WORK INSTRUCTIONS:
Which lines hold the word "Labrador"? Show each of them.

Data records

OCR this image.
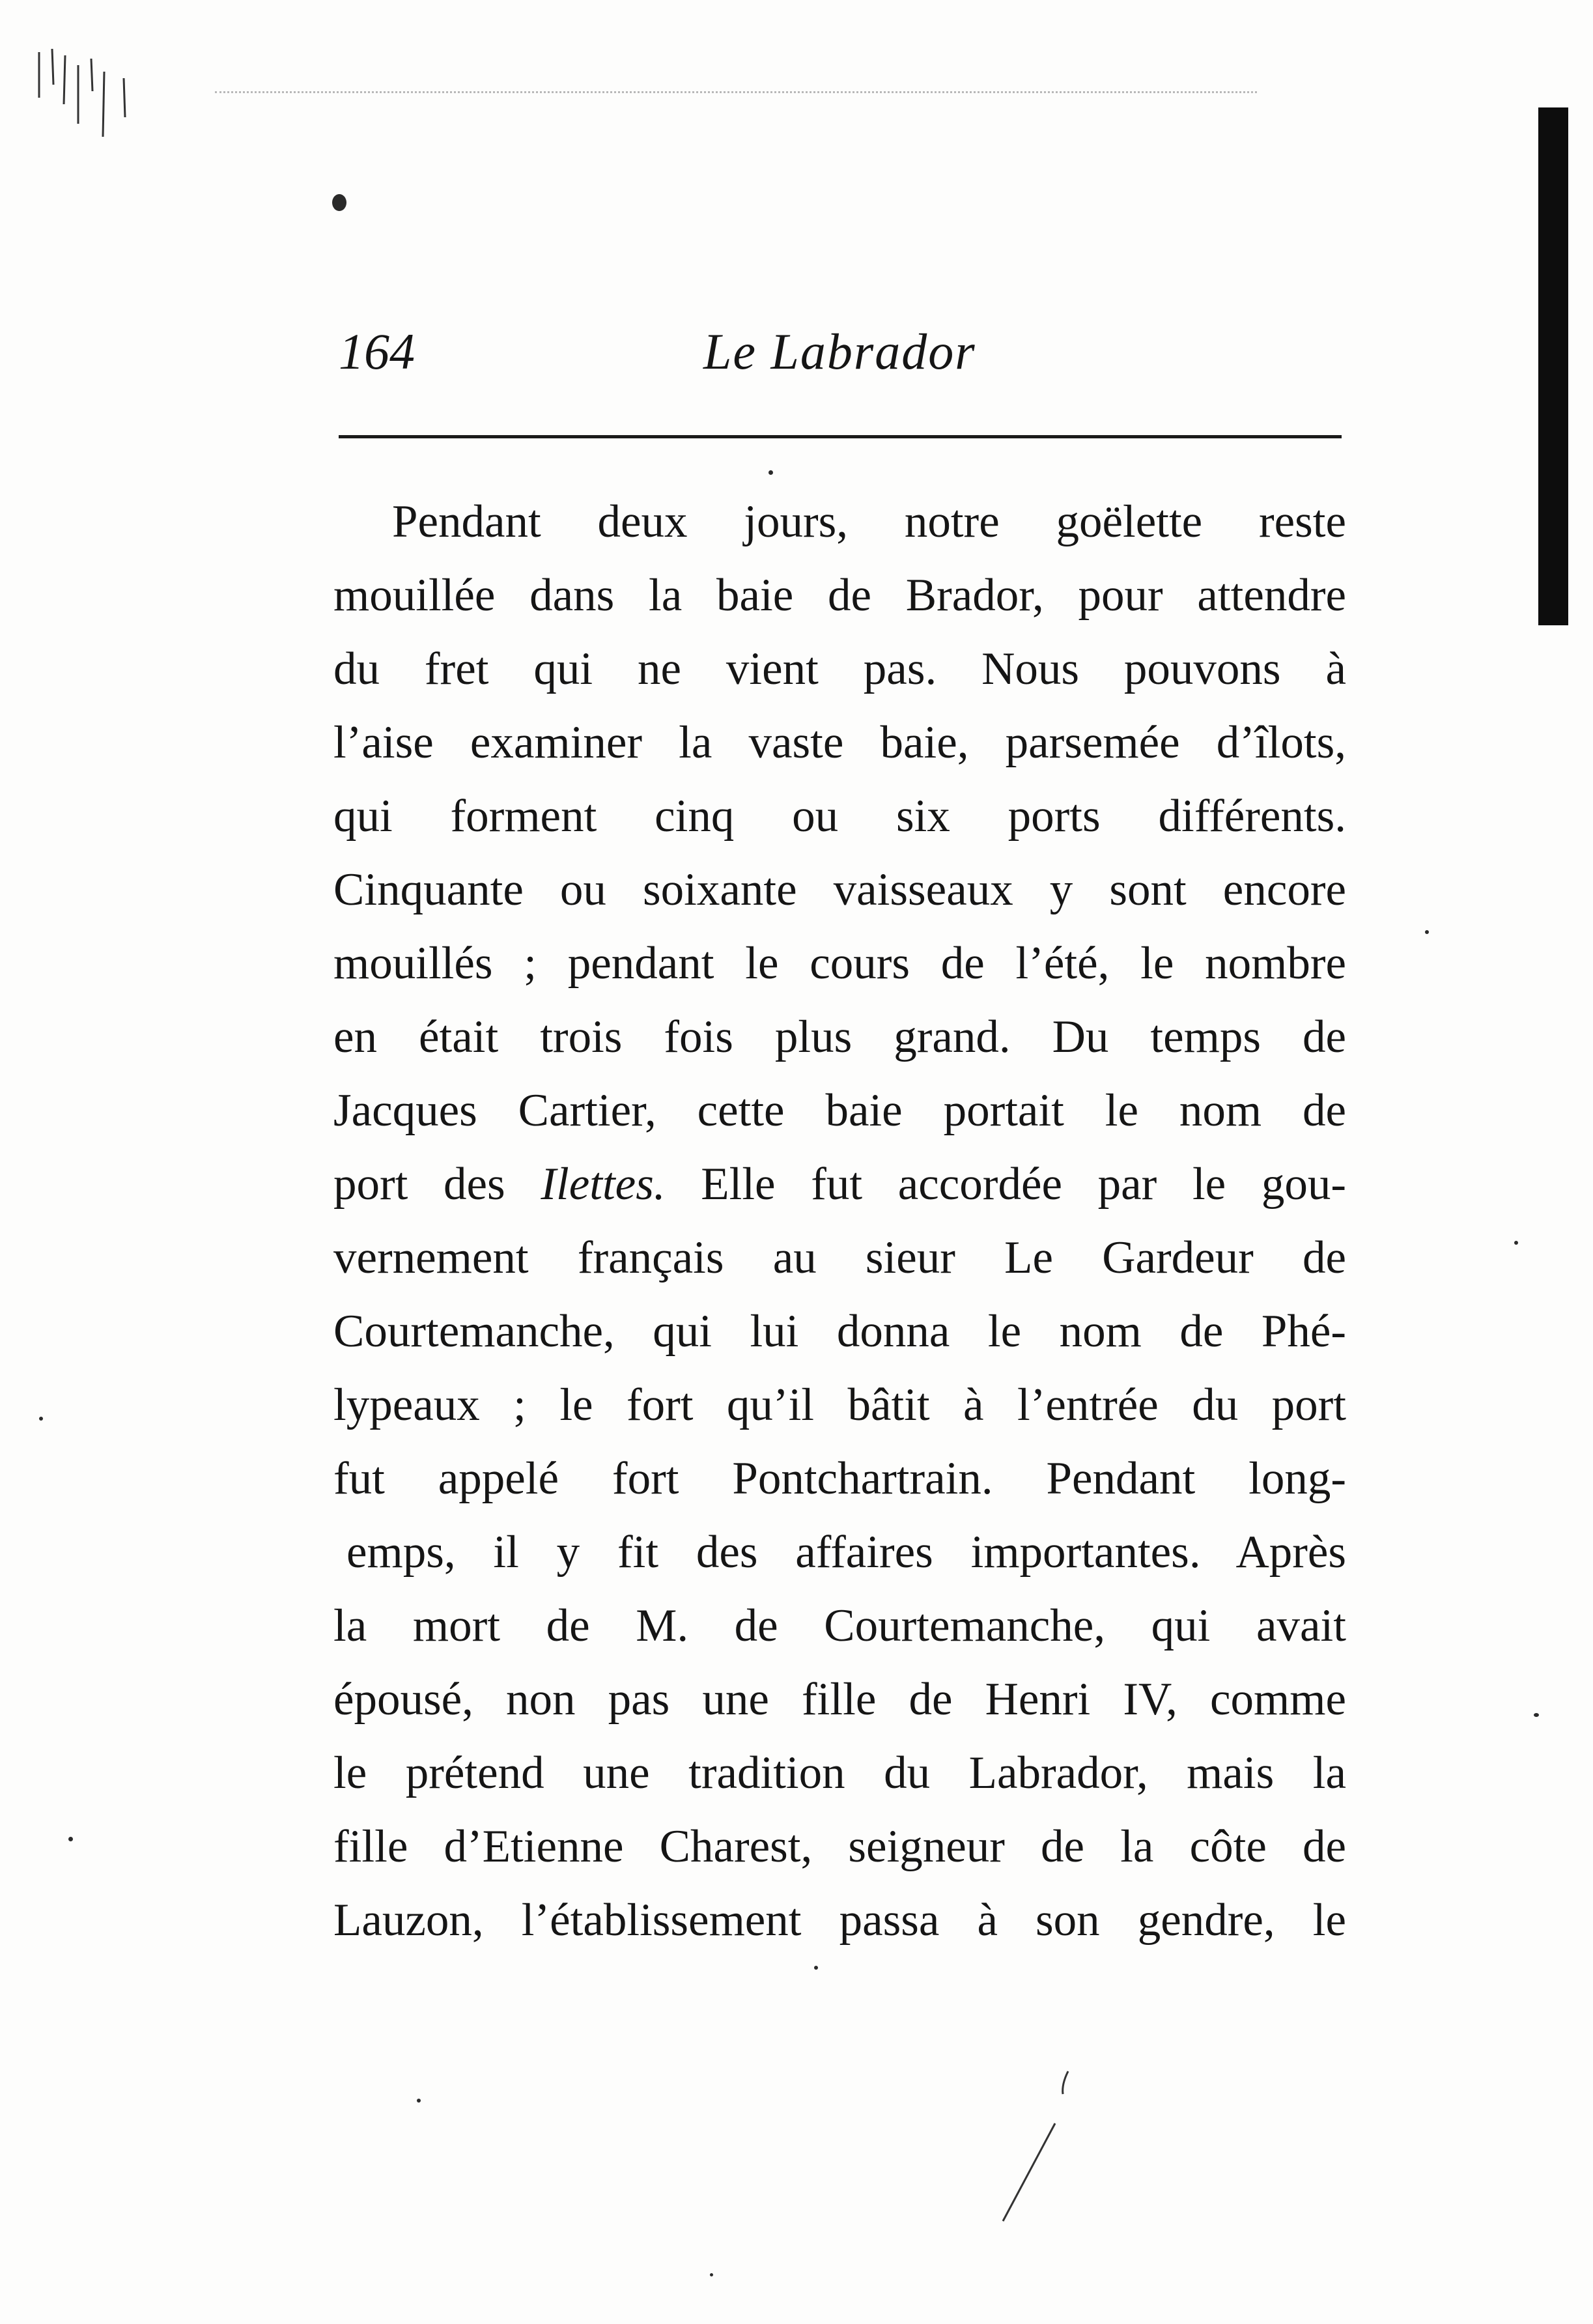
164	Le Labrador
Pendant deux jours, notre goëlette reste
mouillée dans la baie de Brador, pour attendre
du fret qui ne vient pas. Nous pouvons à
l’aise examiner la vaste baie, parsemée d’îlots,
qui forment cinq ou six ports différents.
Cinquante ou soixante vaisseaux y sont encore
mouillés ; pendant le cours de l’été, le nombre
en était trois fois plus grand. Du temps de
Jacques Cartier, cette baie portait le nom de
port des Ilettes. Elle fut accordée par le gou-
vernement français au sieur Le Gardeur de
Courtemanche, qui lui donna le nom de Phé-
lypeaux ; le fort qu’il bâtit à l’entrée du port
fut appelé fort Pontchartrain. Pendant long-
emps, il y fit des affaires importantes. Après
la mort de M. de Courtemanche, qui avait
épousé, non pas une fille de Henri IV, comme
le prétend une tradition du Labrador, mais la
fille d’Etienne Charest, seigneur de la côte de
Lauzon, l’établissement passa à son gendre, le
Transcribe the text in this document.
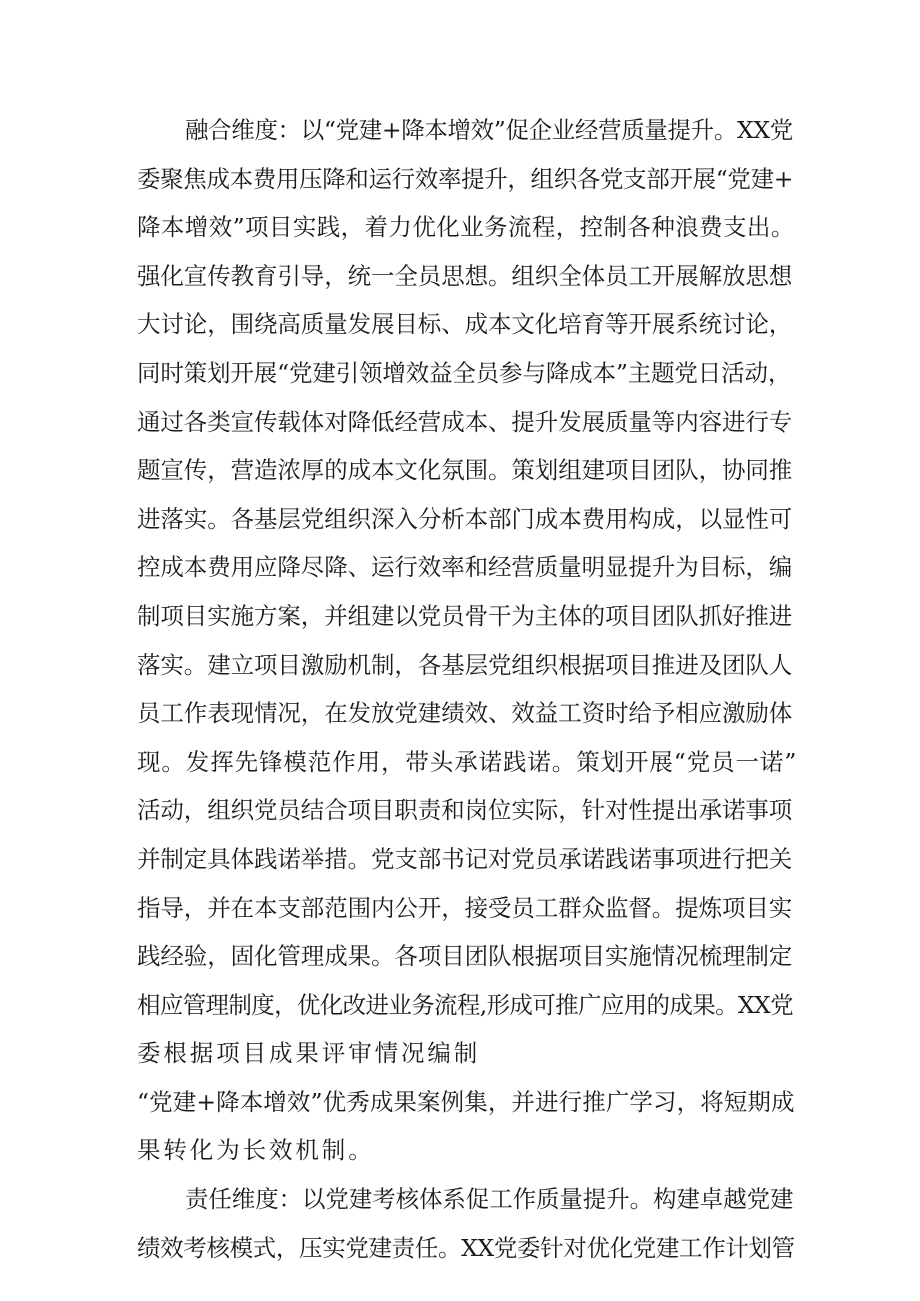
融合维度：以“党建+降本增效”促企业经营质量提升。XX党
委聚焦成本费用压降和运行效率提升，组织各党支部开展“党建+
降本增效”项目实践，着力优化业务流程，控制各种浪费支出。
强化宣传教育引导，统一全员思想。组织全体员工开展解放思想
大讨论，围绕高质量发展目标、成本文化培育等开展系统讨论，
同时策划开展“党建引领增效益全员参与降成本”主题党日活动，
通过各类宣传载体对降低经营成本、提升发展质量等内容进行专
题宣传，营造浓厚的成本文化氛围。策划组建项目团队，协同推
进落实。各基层党组织深入分析本部门成本费用构成，以显性可
控成本费用应降尽降、运行效率和经营质量明显提升为目标，编
制项目实施方案，并组建以党员骨干为主体的项目团队抓好推进
落实。建立项目激励机制，各基层党组织根据项目推进及团队人
员工作表现情况，在发放党建绩效、效益工资时给予相应激励体
现。发挥先锋模范作用，带头承诺践诺。策划开展“党员一诺”
活动，组织党员结合项目职责和岗位实际，针对性提出承诺事项
并制定具体践诺举措。党支部书记对党员承诺践诺事项进行把关
指导，并在本支部范围内公开，接受员工群众监督。提炼项目实
践经验，固化管理成果。各项目团队根据项目实施情况梳理制定
相应管理制度，优化改进业务流程,形成可推广应用的成果。XX党
委根据项目成果评审情况编制
“党建+降本增效”优秀成果案例集，并进行推广学习，将短期成
果转化为长效机制。
责任维度：以党建考核体系促工作质量提升。构建卓越党建
绩效考核模式，压实党建责任。XX党委针对优化党建工作计划管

THE SOLUTION:
164	Le Labrador
le prétend une tradition du Labrador, mais la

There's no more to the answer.